Exercise description -> Every entry should be repeated exactly. Omit the pictures.

-- Dataset excerpts start --

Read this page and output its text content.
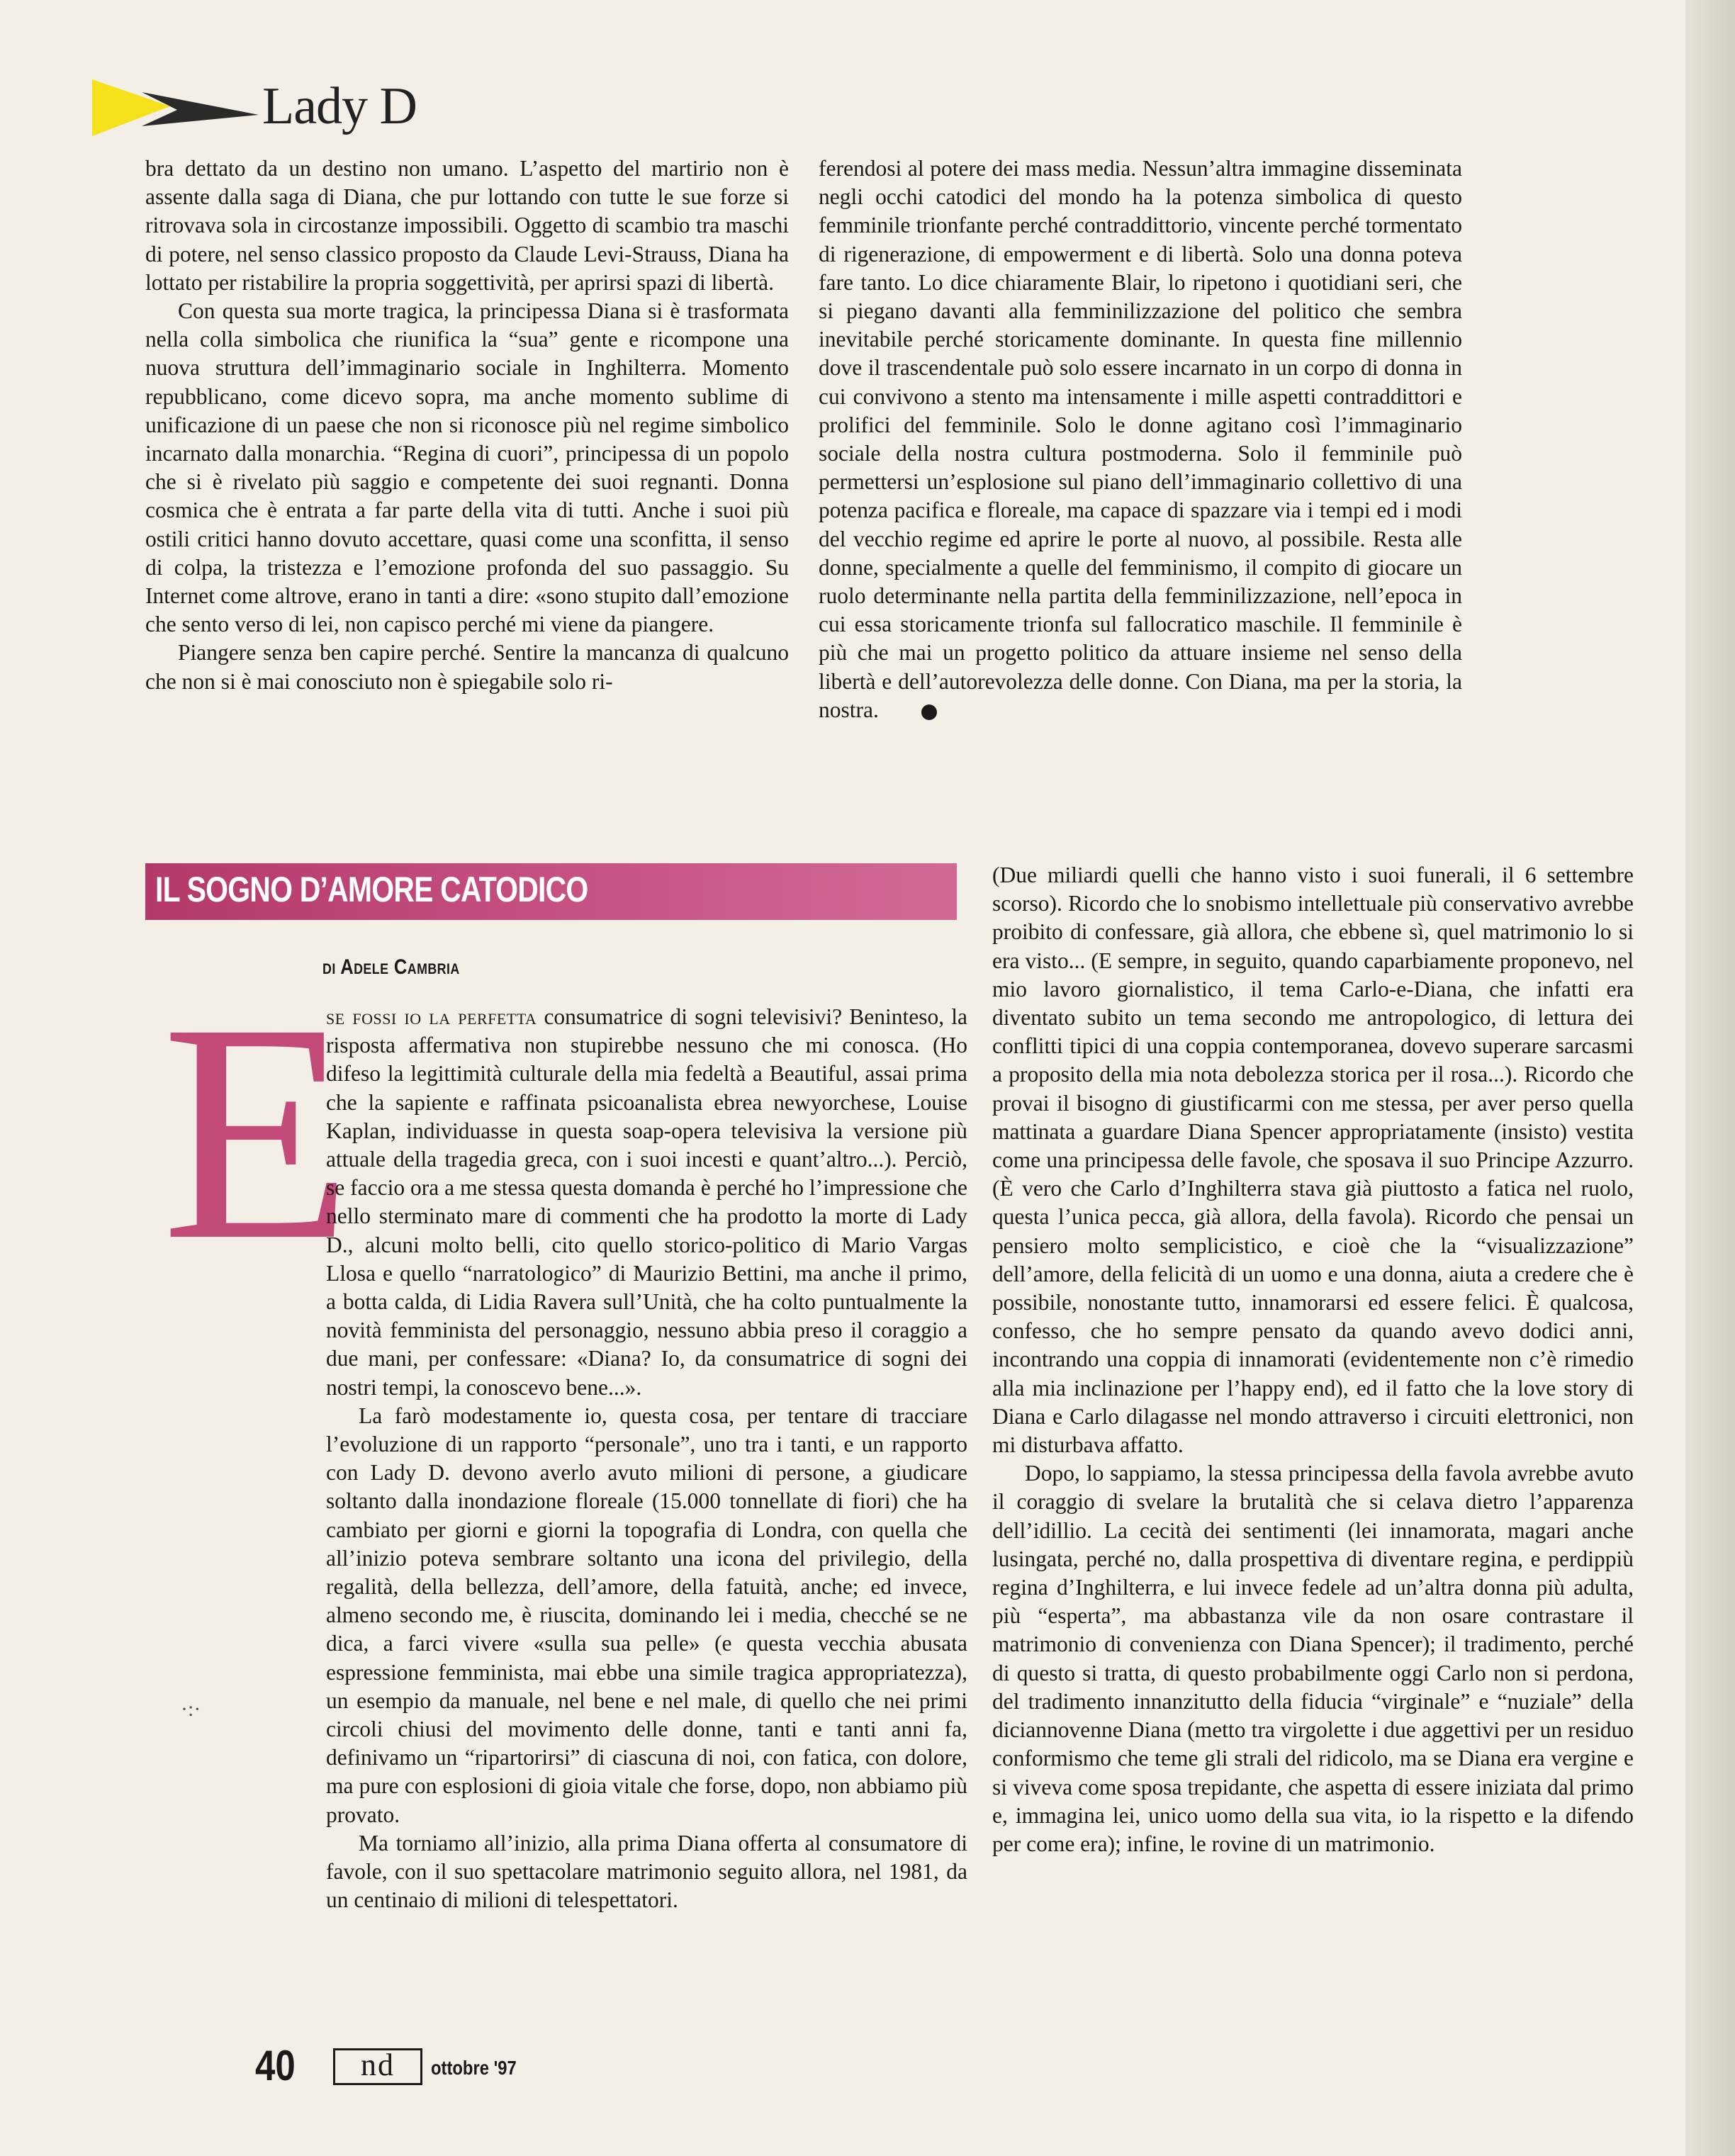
Lady D

bra dettato da un destino non umano. L’aspetto del martirio non è assente dalla saga di Diana, che pur lottando con tutte le sue forze si ritrovava sola in circostanze impossibili. Oggetto di scambio tra maschi di potere, nel senso classico proposto da Claude Levi-Strauss, Diana ha lottato per ristabilire la propria soggettività, per aprirsi spazi di libertà.

Con questa sua morte tragica, la principessa Diana si è trasformata nella colla simbolica che riunifica la “sua” gente e ricompone una nuova struttura dell’immaginario sociale in Inghilterra. Momento repubblicano, come dicevo sopra, ma anche momento sublime di unificazione di un paese che non si riconosce più nel regime simbolico incarnato dalla monarchia. “Regina di cuori”, principessa di un popolo che si è rivelato più saggio e competente dei suoi regnanti. Donna cosmica che è entrata a far parte della vita di tutti. Anche i suoi più ostili critici hanno dovuto accettare, quasi come una sconfitta, il senso di colpa, la tristezza e l’emozione profonda del suo passaggio. Su Internet come altrove, erano in tanti a dire: «sono stupito dall’emozione che sento verso di lei, non capisco perché mi viene da piangere.

Piangere senza ben capire perché. Sentire la mancanza di qualcuno che non si è mai conosciuto non è spiegabile solo ri-

ferendosi al potere dei mass media. Nessun’altra immagine disseminata negli occhi catodici del mondo ha la potenza simbolica di questo femminile trionfante perché contraddittorio, vincente perché tormentato di rigenerazione, di empowerment e di libertà. Solo una donna poteva fare tanto. Lo dice chiaramente Blair, lo ripetono i quotidiani seri, che si piegano davanti alla femminilizzazione del politico che sembra inevitabile perché storicamente dominante. In questa fine millennio dove il trascendentale può solo essere incarnato in un corpo di donna in cui convivono a stento ma intensamente i mille aspetti contraddittori e prolifici del femminile. Solo le donne agitano così l’immaginario sociale della nostra cultura postmoderna. Solo il femminile può permettersi un’esplosione sul piano dell’immaginario collettivo di una potenza pacifica e floreale, ma capace di spazzare via i tempi ed i modi del vecchio regime ed aprire le porte al nuovo, al possibile. Resta alle donne, specialmente a quelle del femminismo, il compito di giocare un ruolo determinante nella partita della femminilizzazione, nell’epoca in cui essa storicamente trionfa sul fallocratico maschile. Il femminile è più che mai un progetto politico da attuare insieme nel senso della libertà e dell’autorevolezza delle donne. Con Diana, ma per la storia, la nostra.

IL SOGNO D’AMORE CATODICO
di Adele Cambria
E

se fossi io la perfetta consumatrice di sogni televisivi? Beninteso, la risposta affermativa non stupirebbe nessuno che mi conosca. (Ho difeso la legittimità culturale della mia fedeltà a Beautiful, assai prima che la sapiente e raffinata psicoanalista ebrea newyorchese, Louise Kaplan, individuasse in questa soap-opera televisiva la versione più attuale della tragedia greca, con i suoi incesti e quant’altro...). Perciò, se faccio ora a me stessa questa domanda è perché ho l’impressione che nello sterminato mare di commenti che ha prodotto la morte di Lady D., alcuni molto belli, cito quello storico-politico di Mario Vargas Llosa e quello “narratologico” di Maurizio Bettini, ma anche il primo, a botta calda, di Lidia Ravera sull’Unità, che ha colto puntualmente la novità femminista del personaggio, nessuno abbia preso il coraggio a due mani, per confessare: «Diana? Io, da consumatrice di sogni dei nostri tempi, la conoscevo bene...».

La farò modestamente io, questa cosa, per tentare di tracciare l’evoluzione di un rapporto “personale”, uno tra i tanti, e un rapporto con Lady D. devono averlo avuto milioni di persone, a giudicare soltanto dalla inondazione floreale (15.000 tonnellate di fiori) che ha cambiato per giorni e giorni la topografia di Londra, con quella che all’inizio poteva sembrare soltanto una icona del privilegio, della regalità, della bellezza, dell’amore, della fatuità, anche; ed invece, almeno secondo me, è riuscita, dominando lei i media, checché se ne dica, a farci vivere «sulla sua pelle» (e questa vecchia abusata espressione femminista, mai ebbe una simile tragica appropriatezza), un esempio da manuale, nel bene e nel male, di quello che nei primi circoli chiusi del movimento delle donne, tanti e tanti anni fa, definivamo un “ripartorirsi” di ciascuna di noi, con fatica, con dolore, ma pure con esplosioni di gioia vitale che forse, dopo, non abbiamo più provato.

Ma torniamo all’inizio, alla prima Diana offerta al consumatore di favole, con il suo spettacolare matrimonio seguito allora, nel 1981, da un centinaio di milioni di telespettatori.

(Due miliardi quelli che hanno visto i suoi funerali, il 6 settembre scorso). Ricordo che lo snobismo intellettuale più conservativo avrebbe proibito di confessare, già allora, che ebbene sì, quel matrimonio lo si era visto... (E sempre, in seguito, quando caparbiamente proponevo, nel mio lavoro giornalistico, il tema Carlo-e-Diana, che infatti era diventato subito un tema secondo me antropologico, di lettura dei conflitti tipici di una coppia contemporanea, dovevo superare sarcasmi a proposito della mia nota debolezza storica per il rosa...). Ricordo che provai il bisogno di giustificarmi con me stessa, per aver perso quella mattinata a guardare Diana Spencer appropriatamente (insisto) vestita come una principessa delle favole, che sposava il suo Principe Azzurro. (È vero che Carlo d’Inghilterra stava già piuttosto a fatica nel ruolo, questa l’unica pecca, già allora, della favola). Ricordo che pensai un pensiero molto semplicistico, e cioè che la “visualizzazione” dell’amore, della felicità di un uomo e una donna, aiuta a credere che è possibile, nonostante tutto, innamorarsi ed essere felici. È qualcosa, confesso, che ho sempre pensato da quando avevo dodici anni, incontrando una coppia di innamorati (evidentemente non c’è rimedio alla mia inclinazione per l’happy end), ed il fatto che la love story di Diana e Carlo dilagasse nel mondo attraverso i circuiti elettronici, non mi disturbava affatto.

Dopo, lo sappiamo, la stessa principessa della favola avrebbe avuto il coraggio di svelare la brutalità che si celava dietro l’apparenza dell’idillio. La cecità dei sentimenti (lei innamorata, magari anche lusingata, perché no, dalla prospettiva di diventare regina, e perdippiù regina d’Inghilterra, e lui invece fedele ad un’altra donna più adulta, più “esperta”, ma abbastanza vile da non osare contrastare il matrimonio di convenienza con Diana Spencer); il tradimento, perché di questo si tratta, di questo probabilmente oggi Carlo non si perdona, del tradimento innanzitutto della fiducia “virginale” e “nuziale” della diciannovenne Diana (metto tra virgolette i due aggettivi per un residuo conformismo che teme gli strali del ridicolo, ma se Diana era vergine e si viveva come sposa trepidante, che aspetta di essere iniziata dal primo e, immagina lei, unico uomo della sua vita, io la rispetto e la difendo per come era); infine, le rovine di un matrimonio.

·:·
40	nd	ottobre '97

-- Dataset excerpts end --

Final answer ->
Read this page and output its text content.
Lady D

bra dettato da un destino non umano. L’aspetto del martirio non è assente dalla saga di Diana, che pur lottando con tutte le sue forze si ritrovava sola in circostanze impossibili. Oggetto di scambio tra maschi di potere, nel senso classico proposto da Claude Levi-Strauss, Diana ha lottato per ristabilire la propria soggettività, per aprirsi spazi di libertà.

Con questa sua morte tragica, la principessa Diana si è trasformata nella colla simbolica che riunifica la “sua” gente e ricompone una nuova struttura dell’immaginario sociale in Inghilterra. Momento repubblicano, come dicevo sopra, ma anche momento sublime di unificazione di un paese che non si riconosce più nel regime simbolico incarnato dalla monarchia. “Regina di cuori”, principessa di un popolo che si è rivelato più saggio e competente dei suoi regnanti. Donna cosmica che è entrata a far parte della vita di tutti. Anche i suoi più ostili critici hanno dovuto accettare, quasi come una sconfitta, il senso di colpa, la tristezza e l’emozione profonda del suo passaggio. Su Internet come altrove, erano in tanti a dire: «sono stupito dall’emozione che sento verso di lei, non capisco perché mi viene da piangere.

Piangere senza ben capire perché. Sentire la mancanza di qualcuno che non si è mai conosciuto non è spiegabile solo ri-

ferendosi al potere dei mass media. Nessun’altra immagine disseminata negli occhi catodici del mondo ha la potenza simbolica di questo femminile trionfante perché contraddittorio, vincente perché tormentato di rigenerazione, di empowerment e di libertà. Solo una donna poteva fare tanto. Lo dice chiaramente Blair, lo ripetono i quotidiani seri, che si piegano davanti alla femminilizzazione del politico che sembra inevitabile perché storicamente dominante. In questa fine millennio dove il trascendentale può solo essere incarnato in un corpo di donna in cui convivono a stento ma intensamente i mille aspetti contraddittori e prolifici del femminile. Solo le donne agitano così l’immaginario sociale della nostra cultura postmoderna. Solo il femminile può permettersi un’esplosione sul piano dell’immaginario collettivo di una potenza pacifica e floreale, ma capace di spazzare via i tempi ed i modi del vecchio regime ed aprire le porte al nuovo, al possibile. Resta alle donne, specialmente a quelle del femminismo, il compito di giocare un ruolo determinante nella partita della femminilizzazione, nell’epoca in cui essa storicamente trionfa sul fallocratico maschile. Il femminile è più che mai un progetto politico da attuare insieme nel senso della libertà e dell’autorevolezza delle donne. Con Diana, ma per la storia, la nostra.

IL SOGNO D’AMORE CATODICO
di Adele Cambria
E

se fossi io la perfetta consumatrice di sogni televisivi? Beninteso, la risposta affermativa non stupirebbe nessuno che mi conosca. (Ho difeso la legittimità culturale della mia fedeltà a Beautiful, assai prima che la sapiente e raffinata psicoanalista ebrea newyorchese, Louise Kaplan, individuasse in questa soap-opera televisiva la versione più attuale della tragedia greca, con i suoi incesti e quant’altro...). Perciò, se faccio ora a me stessa questa domanda è perché ho l’impressione che nello sterminato mare di commenti che ha prodotto la morte di Lady D., alcuni molto belli, cito quello storico-politico di Mario Vargas Llosa e quello “narratologico” di Maurizio Bettini, ma anche il primo, a botta calda, di Lidia Ravera sull’Unità, che ha colto puntualmente la novità femminista del personaggio, nessuno abbia preso il coraggio a due mani, per confessare: «Diana? Io, da consumatrice di sogni dei nostri tempi, la conoscevo bene...».

La farò modestamente io, questa cosa, per tentare di tracciare l’evoluzione di un rapporto “personale”, uno tra i tanti, e un rapporto con Lady D. devono averlo avuto milioni di persone, a giudicare soltanto dalla inondazione floreale (15.000 tonnellate di fiori) che ha cambiato per giorni e giorni la topografia di Londra, con quella che all’inizio poteva sembrare soltanto una icona del privilegio, della regalità, della bellezza, dell’amore, della fatuità, anche; ed invece, almeno secondo me, è riuscita, dominando lei i media, checché se ne dica, a farci vivere «sulla sua pelle» (e questa vecchia abusata espressione femminista, mai ebbe una simile tragica appropriatezza), un esempio da manuale, nel bene e nel male, di quello che nei primi circoli chiusi del movimento delle donne, tanti e tanti anni fa, definivamo un “ripartorirsi” di ciascuna di noi, con fatica, con dolore, ma pure con esplosioni di gioia vitale che forse, dopo, non abbiamo più provato.

Ma torniamo all’inizio, alla prima Diana offerta al consumatore di favole, con il suo spettacolare matrimonio seguito allora, nel 1981, da un centinaio di milioni di telespettatori.

(Due miliardi quelli che hanno visto i suoi funerali, il 6 settembre scorso). Ricordo che lo snobismo intellettuale più conservativo avrebbe proibito di confessare, già allora, che ebbene sì, quel matrimonio lo si era visto... (E sempre, in seguito, quando caparbiamente proponevo, nel mio lavoro giornalistico, il tema Carlo-e-Diana, che infatti era diventato subito un tema secondo me antropologico, di lettura dei conflitti tipici di una coppia contemporanea, dovevo superare sarcasmi a proposito della mia nota debolezza storica per il rosa...). Ricordo che provai il bisogno di giustificarmi con me stessa, per aver perso quella mattinata a guardare Diana Spencer appropriatamente (insisto) vestita come una principessa delle favole, che sposava il suo Principe Azzurro. (È vero che Carlo d’Inghilterra stava già piuttosto a fatica nel ruolo, questa l’unica pecca, già allora, della favola). Ricordo che pensai un pensiero molto semplicistico, e cioè che la “visualizzazione” dell’amore, della felicità di un uomo e una donna, aiuta a credere che è possibile, nonostante tutto, innamorarsi ed essere felici. È qualcosa, confesso, che ho sempre pensato da quando avevo dodici anni, incontrando una coppia di innamorati (evidentemente non c’è rimedio alla mia inclinazione per l’happy end), ed il fatto che la love story di Diana e Carlo dilagasse nel mondo attraverso i circuiti elettronici, non mi disturbava affatto.

Dopo, lo sappiamo, la stessa principessa della favola avrebbe avuto il coraggio di svelare la brutalità che si celava dietro l’apparenza dell’idillio. La cecità dei sentimenti (lei innamorata, magari anche lusingata, perché no, dalla prospettiva di diventare regina, e perdippiù regina d’Inghilterra, e lui invece fedele ad un’altra donna più adulta, più “esperta”, ma abbastanza vile da non osare contrastare il matrimonio di convenienza con Diana Spencer); il tradimento, perché di questo si tratta, di questo probabilmente oggi Carlo non si perdona, del tradimento innanzitutto della fiducia “virginale” e “nuziale” della diciannovenne Diana (metto tra virgolette i due aggettivi per un residuo conformismo che teme gli strali del ridicolo, ma se Diana era vergine e si viveva come sposa trepidante, che aspetta di essere iniziata dal primo e, immagina lei, unico uomo della sua vita, io la rispetto e la difendo per come era); infine, le rovine di un matrimonio.

·:·
40	nd	ottobre '97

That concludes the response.